▶ [BRIEF]
Transcribe every entry word for word, leaving out all images.

>>>

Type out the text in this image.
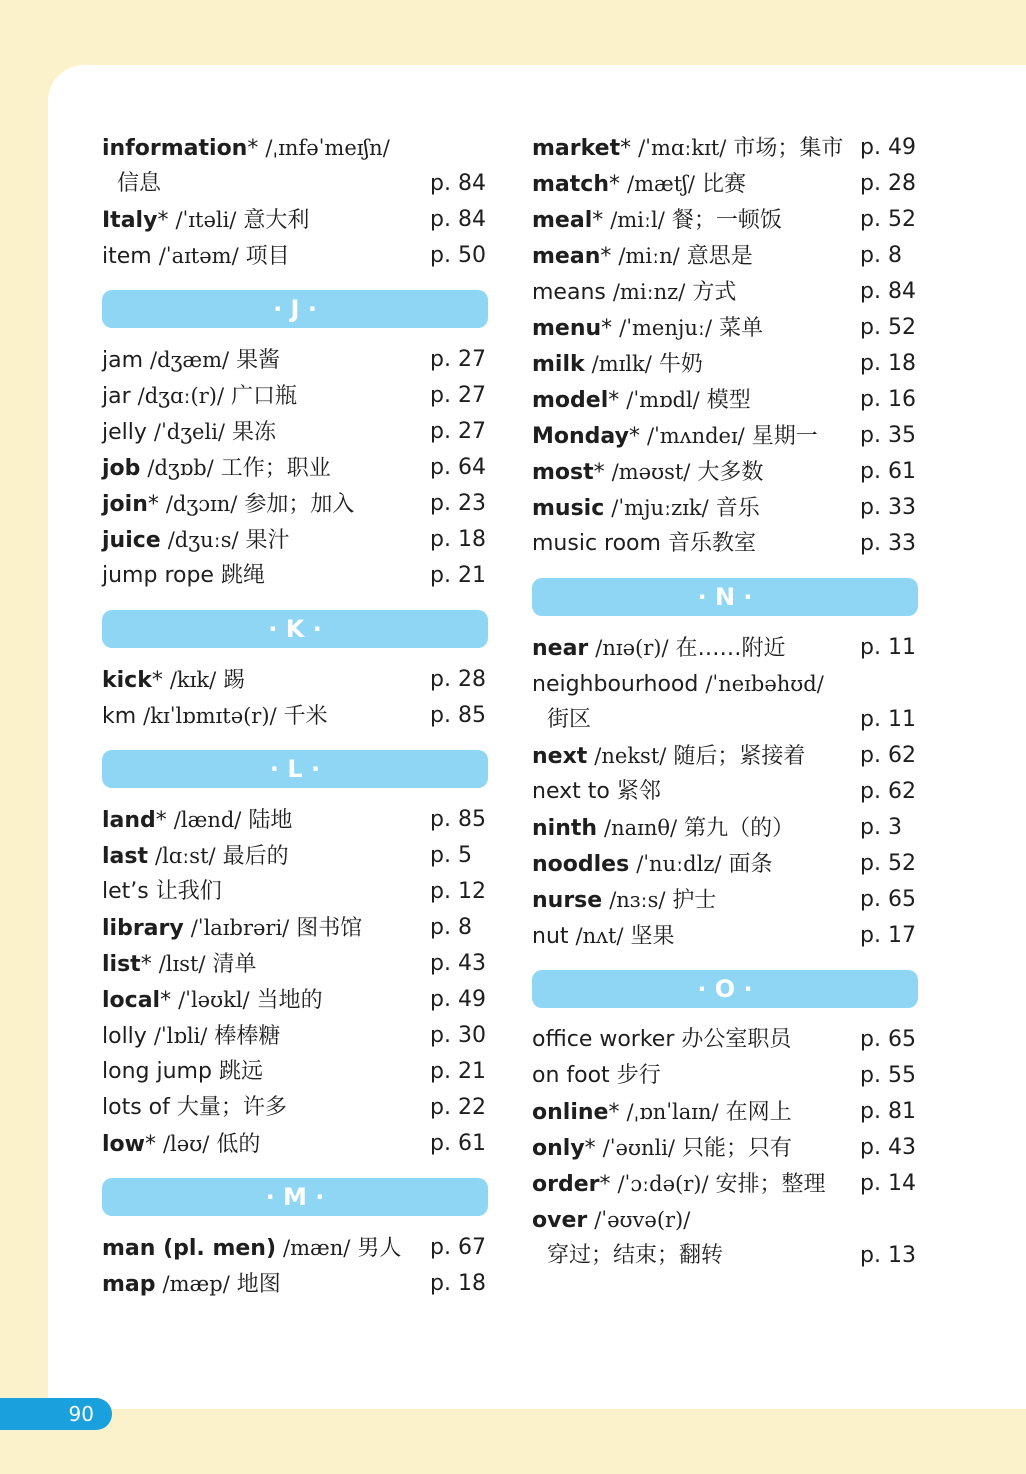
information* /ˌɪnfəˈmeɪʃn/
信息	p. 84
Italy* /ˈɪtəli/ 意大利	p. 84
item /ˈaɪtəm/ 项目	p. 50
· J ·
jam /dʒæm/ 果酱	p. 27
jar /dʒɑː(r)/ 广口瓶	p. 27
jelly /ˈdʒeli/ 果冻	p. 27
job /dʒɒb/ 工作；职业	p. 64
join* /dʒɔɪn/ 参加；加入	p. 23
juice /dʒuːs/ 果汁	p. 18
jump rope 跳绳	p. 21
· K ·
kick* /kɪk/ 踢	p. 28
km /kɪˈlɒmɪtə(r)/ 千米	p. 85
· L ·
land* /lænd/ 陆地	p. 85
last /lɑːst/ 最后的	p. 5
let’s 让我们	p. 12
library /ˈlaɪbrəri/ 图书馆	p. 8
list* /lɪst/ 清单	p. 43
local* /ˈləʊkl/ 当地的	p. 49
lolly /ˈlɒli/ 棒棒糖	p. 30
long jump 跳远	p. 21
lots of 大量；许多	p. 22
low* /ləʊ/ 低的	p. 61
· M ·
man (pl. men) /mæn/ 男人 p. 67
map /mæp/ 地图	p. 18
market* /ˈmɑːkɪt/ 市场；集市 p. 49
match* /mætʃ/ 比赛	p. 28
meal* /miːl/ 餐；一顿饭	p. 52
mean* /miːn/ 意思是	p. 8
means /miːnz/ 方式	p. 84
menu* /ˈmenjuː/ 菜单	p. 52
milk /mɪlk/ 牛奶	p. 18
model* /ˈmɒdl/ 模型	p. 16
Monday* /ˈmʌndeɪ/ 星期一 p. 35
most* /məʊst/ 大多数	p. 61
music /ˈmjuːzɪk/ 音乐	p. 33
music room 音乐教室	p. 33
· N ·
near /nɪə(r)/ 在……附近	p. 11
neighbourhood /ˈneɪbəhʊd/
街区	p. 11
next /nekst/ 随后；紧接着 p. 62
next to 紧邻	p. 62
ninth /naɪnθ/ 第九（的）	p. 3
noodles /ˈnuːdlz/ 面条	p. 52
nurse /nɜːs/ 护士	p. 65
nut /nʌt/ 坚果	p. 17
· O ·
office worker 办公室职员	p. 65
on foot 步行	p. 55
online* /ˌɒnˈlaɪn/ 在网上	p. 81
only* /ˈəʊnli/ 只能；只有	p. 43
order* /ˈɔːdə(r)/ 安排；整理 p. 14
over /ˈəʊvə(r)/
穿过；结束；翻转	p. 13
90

<<<

▶ [EXERCISE SOLUTION]
Type out the text in this image.
information* /ˌɪnfəˈmeɪʃn/
信息	p. 84
Italy* /ˈɪtəli/ 意大利	p. 84
item /ˈaɪtəm/ 项目	p. 50
· J ·
jam /dʒæm/ 果酱	p. 27
jar /dʒɑː(r)/ 广口瓶	p. 27
jelly /ˈdʒeli/ 果冻	p. 27
job /dʒɒb/ 工作；职业	p. 64
join* /dʒɔɪn/ 参加；加入	p. 23
juice /dʒuːs/ 果汁	p. 18
jump rope 跳绳	p. 21
· K ·
kick* /kɪk/ 踢	p. 28
km /kɪˈlɒmɪtə(r)/ 千米	p. 85
· L ·
land* /lænd/ 陆地	p. 85
last /lɑːst/ 最后的	p. 5
let’s 让我们	p. 12
library /ˈlaɪbrəri/ 图书馆	p. 8
list* /lɪst/ 清单	p. 43
local* /ˈləʊkl/ 当地的	p. 49
lolly /ˈlɒli/ 棒棒糖	p. 30
long jump 跳远	p. 21
lots of 大量；许多	p. 22
low* /ləʊ/ 低的	p. 61
· M ·
man (pl. men) /mæn/ 男人 p. 67
map /mæp/ 地图	p. 18
market* /ˈmɑːkɪt/ 市场；集市 p. 49
match* /mætʃ/ 比赛	p. 28
meal* /miːl/ 餐；一顿饭	p. 52
mean* /miːn/ 意思是	p. 8
means /miːnz/ 方式	p. 84
menu* /ˈmenjuː/ 菜单	p. 52
milk /mɪlk/ 牛奶	p. 18
model* /ˈmɒdl/ 模型	p. 16
Monday* /ˈmʌndeɪ/ 星期一 p. 35
most* /məʊst/ 大多数	p. 61
music /ˈmjuːzɪk/ 音乐	p. 33
music room 音乐教室	p. 33
· N ·
near /nɪə(r)/ 在……附近	p. 11
neighbourhood /ˈneɪbəhʊd/
街区	p. 11
next /nekst/ 随后；紧接着 p. 62
next to 紧邻	p. 62
ninth /naɪnθ/ 第九（的）	p. 3
noodles /ˈnuːdlz/ 面条	p. 52
nurse /nɜːs/ 护士	p. 65
nut /nʌt/ 坚果	p. 17
· O ·
office worker 办公室职员	p. 65
on foot 步行	p. 55
online* /ˌɒnˈlaɪn/ 在网上	p. 81
only* /ˈəʊnli/ 只能；只有	p. 43
order* /ˈɔːdə(r)/ 安排；整理 p. 14
over /ˈəʊvə(r)/
穿过；结束；翻转	p. 13
90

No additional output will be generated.